• _GIVEN TASK_
Pick out the lines below with "campione" and list them.

:: INPUT RECORDS

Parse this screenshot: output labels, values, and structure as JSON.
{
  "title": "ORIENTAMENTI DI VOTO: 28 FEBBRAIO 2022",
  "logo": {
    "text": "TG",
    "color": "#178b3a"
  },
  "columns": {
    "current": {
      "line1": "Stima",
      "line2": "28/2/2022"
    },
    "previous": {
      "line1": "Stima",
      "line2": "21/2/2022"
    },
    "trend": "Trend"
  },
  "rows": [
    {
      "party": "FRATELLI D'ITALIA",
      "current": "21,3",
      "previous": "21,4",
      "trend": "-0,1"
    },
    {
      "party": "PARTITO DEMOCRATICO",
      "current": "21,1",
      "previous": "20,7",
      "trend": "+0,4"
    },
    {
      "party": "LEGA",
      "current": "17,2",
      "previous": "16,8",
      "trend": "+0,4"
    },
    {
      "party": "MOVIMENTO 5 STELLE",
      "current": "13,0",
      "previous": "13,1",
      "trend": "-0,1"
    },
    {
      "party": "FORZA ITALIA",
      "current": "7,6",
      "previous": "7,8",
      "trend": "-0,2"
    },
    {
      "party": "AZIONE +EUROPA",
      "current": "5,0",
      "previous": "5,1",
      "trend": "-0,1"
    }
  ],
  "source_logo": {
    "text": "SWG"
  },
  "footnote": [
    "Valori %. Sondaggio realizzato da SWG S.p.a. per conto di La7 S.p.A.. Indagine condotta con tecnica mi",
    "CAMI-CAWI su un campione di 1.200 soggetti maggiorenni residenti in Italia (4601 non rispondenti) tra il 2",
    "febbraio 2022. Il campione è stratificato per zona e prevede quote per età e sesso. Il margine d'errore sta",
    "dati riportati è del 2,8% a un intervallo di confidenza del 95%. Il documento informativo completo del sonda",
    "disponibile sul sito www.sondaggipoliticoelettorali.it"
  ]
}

::::
:: INPUT RECORDS

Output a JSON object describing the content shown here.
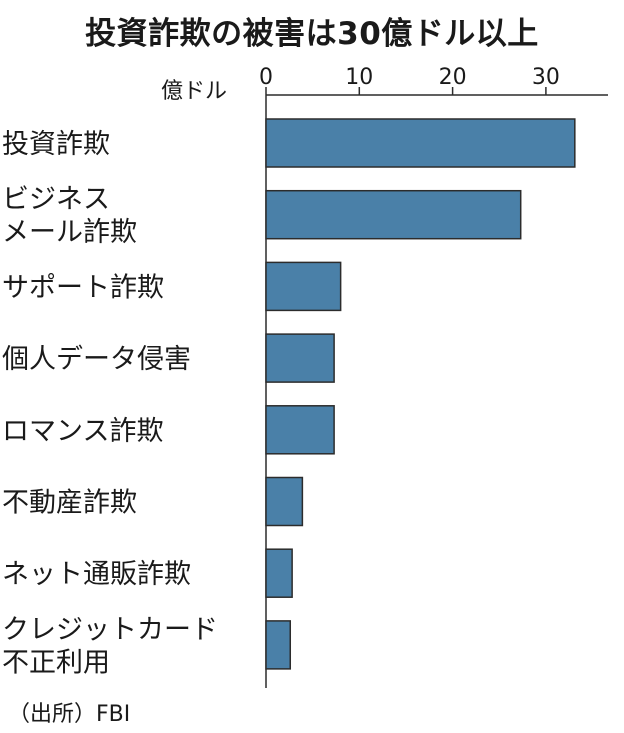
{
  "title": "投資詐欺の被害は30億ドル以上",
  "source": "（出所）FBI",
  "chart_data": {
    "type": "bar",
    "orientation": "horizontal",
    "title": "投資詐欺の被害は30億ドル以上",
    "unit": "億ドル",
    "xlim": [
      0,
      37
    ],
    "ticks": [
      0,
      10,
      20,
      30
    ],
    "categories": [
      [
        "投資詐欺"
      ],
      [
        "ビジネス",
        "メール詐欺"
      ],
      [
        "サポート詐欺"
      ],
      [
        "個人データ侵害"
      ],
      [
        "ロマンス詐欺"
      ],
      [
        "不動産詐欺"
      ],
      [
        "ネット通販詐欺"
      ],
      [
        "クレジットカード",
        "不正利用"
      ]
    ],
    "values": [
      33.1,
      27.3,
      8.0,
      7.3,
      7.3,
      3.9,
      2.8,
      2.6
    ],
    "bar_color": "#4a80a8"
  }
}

::::
:: INPUT RECORDS

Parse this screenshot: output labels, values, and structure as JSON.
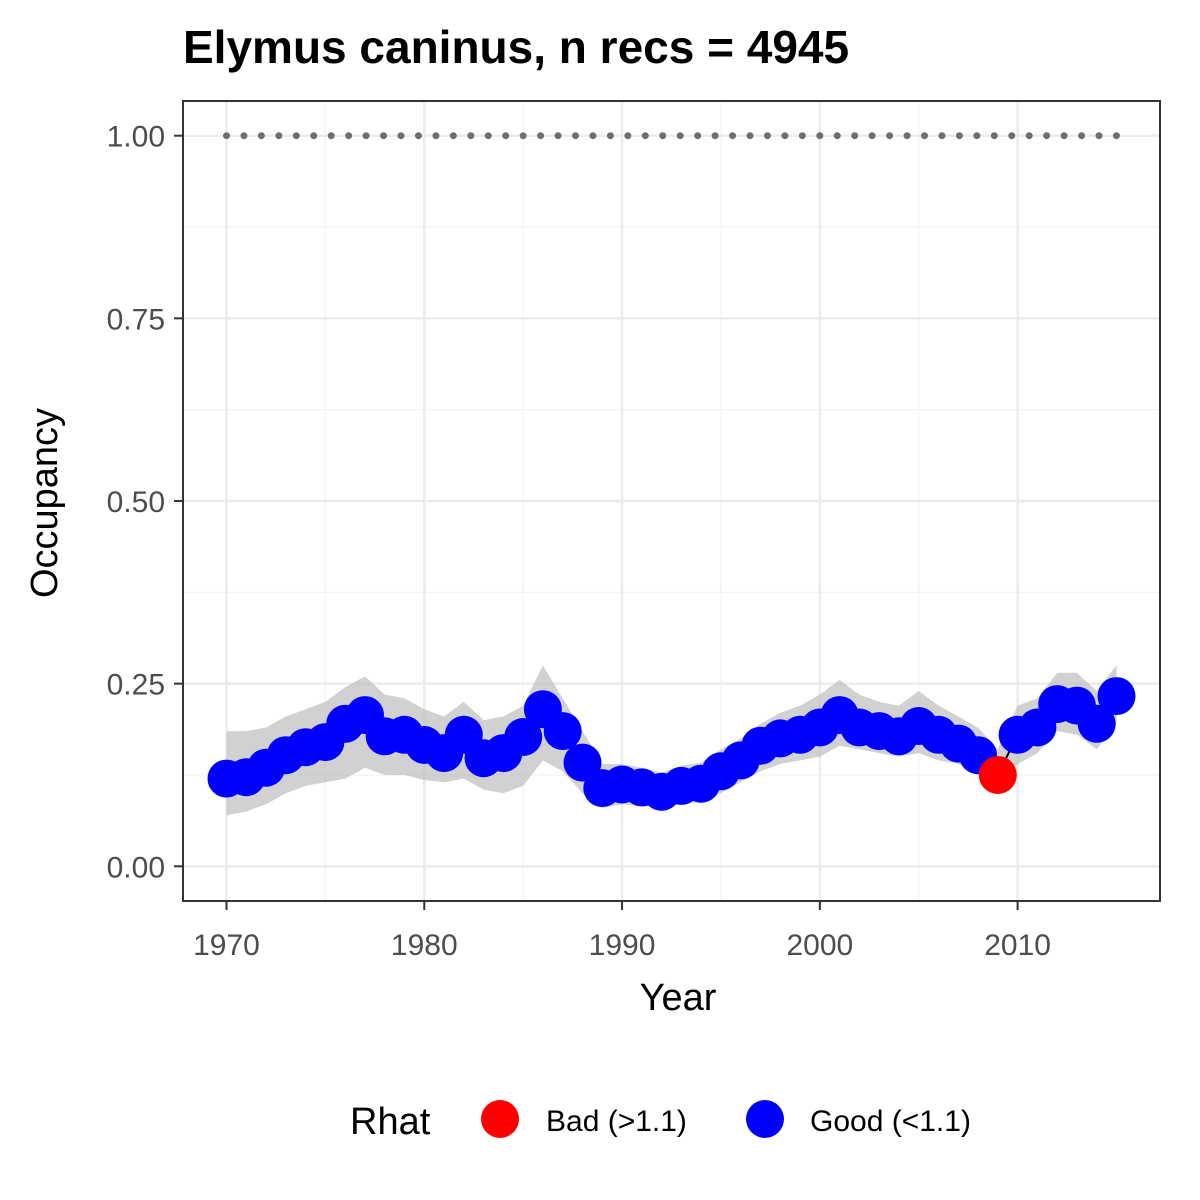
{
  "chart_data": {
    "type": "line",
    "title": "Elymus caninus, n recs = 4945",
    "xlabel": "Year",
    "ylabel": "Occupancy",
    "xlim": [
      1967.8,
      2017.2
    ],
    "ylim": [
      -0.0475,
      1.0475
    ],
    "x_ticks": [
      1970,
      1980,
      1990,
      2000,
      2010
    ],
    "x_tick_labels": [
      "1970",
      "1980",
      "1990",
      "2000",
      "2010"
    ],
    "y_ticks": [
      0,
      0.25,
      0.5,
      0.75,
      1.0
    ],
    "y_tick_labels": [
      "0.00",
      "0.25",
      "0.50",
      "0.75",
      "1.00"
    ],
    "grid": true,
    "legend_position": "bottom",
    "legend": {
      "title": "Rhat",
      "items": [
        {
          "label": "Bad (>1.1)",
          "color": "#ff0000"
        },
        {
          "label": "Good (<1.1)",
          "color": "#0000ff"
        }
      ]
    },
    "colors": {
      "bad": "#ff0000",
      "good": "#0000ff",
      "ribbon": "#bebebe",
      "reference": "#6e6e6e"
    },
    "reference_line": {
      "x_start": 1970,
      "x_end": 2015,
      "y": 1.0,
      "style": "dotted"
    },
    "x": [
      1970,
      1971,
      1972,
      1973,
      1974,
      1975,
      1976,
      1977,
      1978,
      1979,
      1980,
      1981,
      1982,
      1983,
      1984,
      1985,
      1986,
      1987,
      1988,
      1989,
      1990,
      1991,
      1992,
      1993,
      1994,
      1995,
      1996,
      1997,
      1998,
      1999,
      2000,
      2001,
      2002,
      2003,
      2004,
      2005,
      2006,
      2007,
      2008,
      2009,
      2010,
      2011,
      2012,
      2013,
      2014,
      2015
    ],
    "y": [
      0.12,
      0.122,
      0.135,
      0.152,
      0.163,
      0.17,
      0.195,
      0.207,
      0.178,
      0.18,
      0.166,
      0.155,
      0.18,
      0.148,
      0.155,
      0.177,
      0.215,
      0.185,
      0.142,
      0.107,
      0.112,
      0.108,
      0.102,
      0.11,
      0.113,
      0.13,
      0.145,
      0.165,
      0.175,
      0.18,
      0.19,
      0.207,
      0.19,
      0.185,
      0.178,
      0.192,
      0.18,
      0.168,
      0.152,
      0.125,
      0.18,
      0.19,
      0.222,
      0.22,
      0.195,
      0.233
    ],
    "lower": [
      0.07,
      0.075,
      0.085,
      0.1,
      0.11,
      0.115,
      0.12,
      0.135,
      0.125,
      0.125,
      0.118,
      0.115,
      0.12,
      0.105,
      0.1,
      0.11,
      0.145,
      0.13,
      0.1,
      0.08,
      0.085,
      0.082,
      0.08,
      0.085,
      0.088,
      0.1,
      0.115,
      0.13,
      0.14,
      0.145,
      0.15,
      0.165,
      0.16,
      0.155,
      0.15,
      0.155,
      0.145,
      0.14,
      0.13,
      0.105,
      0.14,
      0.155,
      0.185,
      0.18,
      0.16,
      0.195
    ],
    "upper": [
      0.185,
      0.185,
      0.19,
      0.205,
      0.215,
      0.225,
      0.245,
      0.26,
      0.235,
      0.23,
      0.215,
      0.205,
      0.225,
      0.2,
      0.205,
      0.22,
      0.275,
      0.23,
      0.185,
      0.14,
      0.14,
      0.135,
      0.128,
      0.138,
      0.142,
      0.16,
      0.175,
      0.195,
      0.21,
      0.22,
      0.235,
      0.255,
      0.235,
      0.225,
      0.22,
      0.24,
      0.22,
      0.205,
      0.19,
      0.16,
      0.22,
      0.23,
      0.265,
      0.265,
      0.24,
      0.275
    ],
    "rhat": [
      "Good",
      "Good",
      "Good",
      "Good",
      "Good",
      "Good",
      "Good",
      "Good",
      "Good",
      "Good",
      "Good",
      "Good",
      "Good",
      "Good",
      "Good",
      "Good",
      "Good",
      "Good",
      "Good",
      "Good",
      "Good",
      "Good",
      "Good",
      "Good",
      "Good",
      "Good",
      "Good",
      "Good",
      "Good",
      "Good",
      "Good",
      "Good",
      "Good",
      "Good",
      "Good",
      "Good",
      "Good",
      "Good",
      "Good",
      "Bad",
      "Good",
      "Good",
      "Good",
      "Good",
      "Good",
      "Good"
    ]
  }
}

::::

• _WRITTEN SOLUTION_
    "CAMI-CAWI su un campione di 1.200 soggetti maggiorenni residenti in Italia (4601 non rispondenti) tra il 2",
    "febbraio 2022. Il campione è stratificato per zona e prevede quote per età e sesso. Il margine d'errore sta",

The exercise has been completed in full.